What the exercise asks: Repeat what the lines below say, word for word, and skip every image.

━━━━━━━━━━

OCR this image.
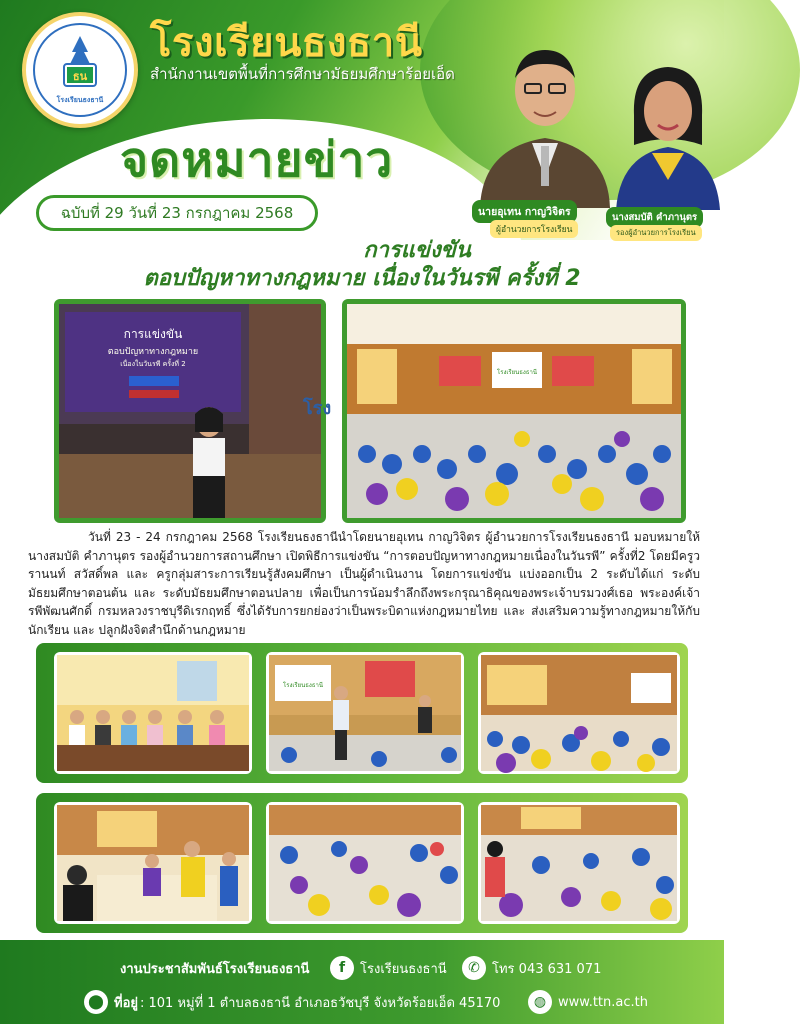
ธน
โรงเรียนธงธานี
โรงเรียนธงธานี
สำนักงานเขตพื้นที่การศึกษามัธยมศึกษาร้อยเอ็ด
จดหมายข่าว
ฉบับที่ 29 วันที่ 23 กรกฎาคม 2568	นายอุเทน กาญวิจิตร
ผู้อำนวยการโรงเรียน
นางสมบัติ คำภานุตร
รองผู้อำนวยการโรงเรียน
การแข่งขัน
ตอบปัญหาทางกฎหมาย เนื่องในวันรพี ครั้งที่ 2
การแข่งขัน
ตอบปัญหาทางกฎหมาย
เนื่องในวันรพี ครั้งที่ 2
โรง
โรงเรียนธงธานี
วันที่ 23 - 24 กรกฎาคม 2568 โรงเรียนธงธานีนำโดยนายอุเทน กาญวิจิตร ผู้อำนวยการโรงเรียนธงธานี มอบหมายให้นางสมบัติ คำภานุตร รองผู้อำนวยการสถานศึกษา เปิดพิธีการแข่งขัน “การตอบปัญหาทางกฎหมายเนื่องในวันรพี” ครั้งที่2 โดยมีครูวรานนท์ สวัสดิ์พล และ ครูกลุ่มสาระการเรียนรู้สังคมศึกษา เป็นผู้ดำเนินงาน โดยการแข่งขัน แบ่งออกเป็น 2 ระดับได้แก่ ระดับมัธยมศึกษาตอนต้น และ ระดับมัธยมศึกษาตอนปลาย เพื่อเป็นการน้อมรำลึกถึงพระกรุณาธิคุณของพระเจ้าบรมวงศ์เธอ พระองค์เจ้ารพีพัฒนศักดิ์ กรมหลวงราชบุรีดิเรกฤทธิ์ ซึ่งได้รับการยกย่องว่าเป็นพระบิดาแห่งกฎหมายไทย และ ส่งเสริมความรู้ทางกฎหมายให้กับนักเรียน และ ปลูกฝังจิตสำนึกด้านกฎหมาย
โรงเรียนธงธานี
งานประชาสัมพันธ์โรงเรียนธงธานี	f	โรงเรียนธงธานี	✆ โทร 043 631 071
⬤ ที่อยู่ : 101 หมู่ที่ 1 ตำบลธงธานี อำเภอธวัชบุรี จังหวัดร้อยเอ็ด 45170	◍ www.ttn.ac.th
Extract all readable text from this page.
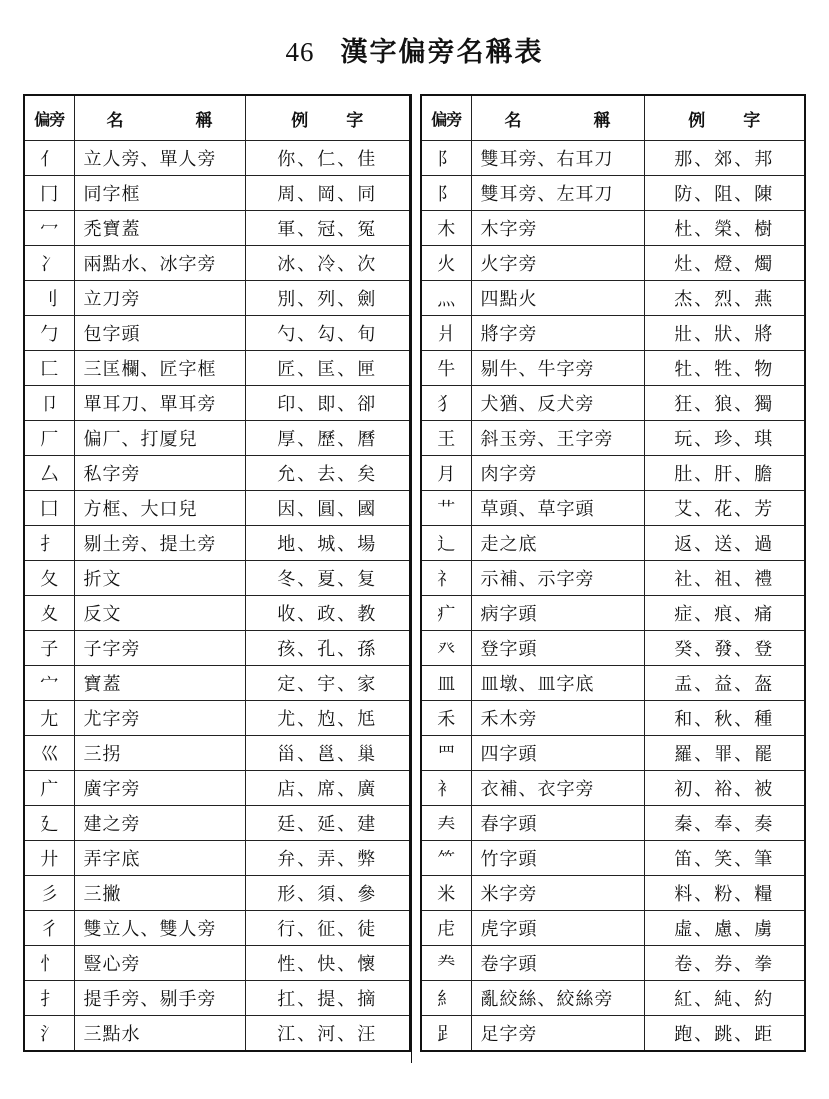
46 漢字偏旁名稱表
偏旁	名 稱	例 字
亻	立人旁、單人旁	你、仁、佳
冂	同字框	周、岡、同
冖	禿寶蓋	軍、冠、冤
冫	兩點水、冰字旁	冰、冷、次
刂	立刀旁	別、列、劍
勹	包字頭	勺、勾、旬
匚	三匡欄、匠字框	匠、匡、匣
卩	單耳刀、單耳旁	印、即、卻
厂	偏厂、打厦兒	厚、歷、曆
厶	私字旁	允、去、矣
囗	方框、大口兒	因、圓、國
扌	剔土旁、提土旁	地、城、場
夂	折文	冬、夏、复
夊	反文	收、政、教
子	子字旁	孩、孔、孫
宀	寶蓋	定、宇、家
尢	尤字旁	尤、尥、尪
巛	三拐	甾、邕、巢
广	廣字旁	店、席、廣
廴	建之旁	廷、延、建
廾	弄字底	弁、弄、弊
彡	三撇	形、須、參
彳	雙立人、雙人旁	行、征、徒
忄	豎心旁	性、快、懷
扌	提手旁、剔手旁	扛、提、摘
氵	三點水	江、河、汪
偏旁	名 稱	例 字
阝	雙耳旁、右耳刀	那、郊、邦
阝	雙耳旁、左耳刀	防、阻、陳
木	木字旁	杜、榮、樹
火	火字旁	灶、燈、燭
灬	四點火	杰、烈、燕
爿	將字旁	壯、狀、將
牛	剔牛、牛字旁	牡、牲、物
犭	犬猶、反犬旁	狂、狼、獨
王	斜玉旁、王字旁	玩、珍、琪
月	肉字旁	肚、肝、膽
艹	草頭、草字頭	艾、花、芳
辶	走之底	返、送、過
礻	示補、示字旁	社、祖、禮
疒	病字頭	症、痕、痛
癶	登字頭	癸、發、登
皿	皿墩、皿字底	盂、益、盔
禾	禾木旁	和、秋、種
罒	四字頭	羅、罪、罷
衤	衣補、衣字旁	初、裕、被
𡗗	春字頭	秦、奉、奏
⺮	竹字頭	笛、笑、筆
米	米字旁	料、粉、糧
虍	虎字頭	虛、慮、虜
龹	卷字頭	卷、券、拳
糹	亂絞絲、絞絲旁	紅、純、約
𧾷	足字旁	跑、跳、距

━━━━━━━━━━

Reply to the exercise:
OCR this image.
ธน
โรงเรียนธงธานี
โรงเรียนธงธานี
สำนักงานเขตพื้นที่การศึกษามัธยมศึกษาร้อยเอ็ด
จดหมายข่าว
ฉบับที่ 29 วันที่ 23 กรกฎาคม 2568	นายอุเทน กาญวิจิตร
ผู้อำนวยการโรงเรียน
นางสมบัติ คำภานุตร
รองผู้อำนวยการโรงเรียน
การแข่งขัน
ตอบปัญหาทางกฎหมาย เนื่องในวันรพี ครั้งที่ 2
การแข่งขัน
ตอบปัญหาทางกฎหมาย
เนื่องในวันรพี ครั้งที่ 2
โรง
โรงเรียนธงธานี
วันที่ 23 - 24 กรกฎาคม 2568 โรงเรียนธงธานีนำโดยนายอุเทน กาญวิจิตร ผู้อำนวยการโรงเรียนธงธานี มอบหมายให้นางสมบัติ คำภานุตร รองผู้อำนวยการสถานศึกษา เปิดพิธีการแข่งขัน “การตอบปัญหาทางกฎหมายเนื่องในวันรพี” ครั้งที่2 โดยมีครูวรานนท์ สวัสดิ์พล และ ครูกลุ่มสาระการเรียนรู้สังคมศึกษา เป็นผู้ดำเนินงาน โดยการแข่งขัน แบ่งออกเป็น 2 ระดับได้แก่ ระดับมัธยมศึกษาตอนต้น และ ระดับมัธยมศึกษาตอนปลาย เพื่อเป็นการน้อมรำลึกถึงพระกรุณาธิคุณของพระเจ้าบรมวงศ์เธอ พระองค์เจ้ารพีพัฒนศักดิ์ กรมหลวงราชบุรีดิเรกฤทธิ์ ซึ่งได้รับการยกย่องว่าเป็นพระบิดาแห่งกฎหมายไทย และ ส่งเสริมความรู้ทางกฎหมายให้กับนักเรียน และ ปลูกฝังจิตสำนึกด้านกฎหมาย
โรงเรียนธงธานี
งานประชาสัมพันธ์โรงเรียนธงธานี	f	โรงเรียนธงธานี	✆ โทร 043 631 071
⬤ ที่อยู่ : 101 หมู่ที่ 1 ตำบลธงธานี อำเภอธวัชบุรี จังหวัดร้อยเอ็ด 45170	◍ www.ttn.ac.th
Extract all readable text from this page.
46 漢字偏旁名稱表
偏旁	名 稱	例 字
亻	立人旁、單人旁	你、仁、佳
冂	同字框	周、岡、同
冖	禿寶蓋	軍、冠、冤
冫	兩點水、冰字旁	冰、冷、次
刂	立刀旁	別、列、劍
勹	包字頭	勺、勾、旬
匚	三匡欄、匠字框	匠、匡、匣
卩	單耳刀、單耳旁	印、即、卻
厂	偏厂、打厦兒	厚、歷、曆
厶	私字旁	允、去、矣
囗	方框、大口兒	因、圓、國
扌	剔土旁、提土旁	地、城、場
夂	折文	冬、夏、复
夊	反文	收、政、教
子	子字旁	孩、孔、孫
宀	寶蓋	定、宇、家
尢	尤字旁	尤、尥、尪
巛	三拐	甾、邕、巢
广	廣字旁	店、席、廣
廴	建之旁	廷、延、建
廾	弄字底	弁、弄、弊
彡	三撇	形、須、參
彳	雙立人、雙人旁	行、征、徒
忄	豎心旁	性、快、懷
扌	提手旁、剔手旁	扛、提、摘
氵	三點水	江、河、汪
偏旁	名 稱	例 字
阝	雙耳旁、右耳刀	那、郊、邦
阝	雙耳旁、左耳刀	防、阻、陳
木	木字旁	杜、榮、樹
火	火字旁	灶、燈、燭
灬	四點火	杰、烈、燕
爿	將字旁	壯、狀、將
牛	剔牛、牛字旁	牡、牲、物
犭	犬猶、反犬旁	狂、狼、獨
王	斜玉旁、王字旁	玩、珍、琪
月	肉字旁	肚、肝、膽
艹	草頭、草字頭	艾、花、芳
辶	走之底	返、送、過
礻	示補、示字旁	社、祖、禮
疒	病字頭	症、痕、痛
癶	登字頭	癸、發、登
皿	皿墩、皿字底	盂、益、盔
禾	禾木旁	和、秋、種
罒	四字頭	羅、罪、罷
衤	衣補、衣字旁	初、裕、被
𡗗	春字頭	秦、奉、奏
⺮	竹字頭	笛、笑、筆
米	米字旁	料、粉、糧
虍	虎字頭	虛、慮、虜
龹	卷字頭	卷、券、拳
糹	亂絞絲、絞絲旁	紅、純、約
𧾷	足字旁	跑、跳、距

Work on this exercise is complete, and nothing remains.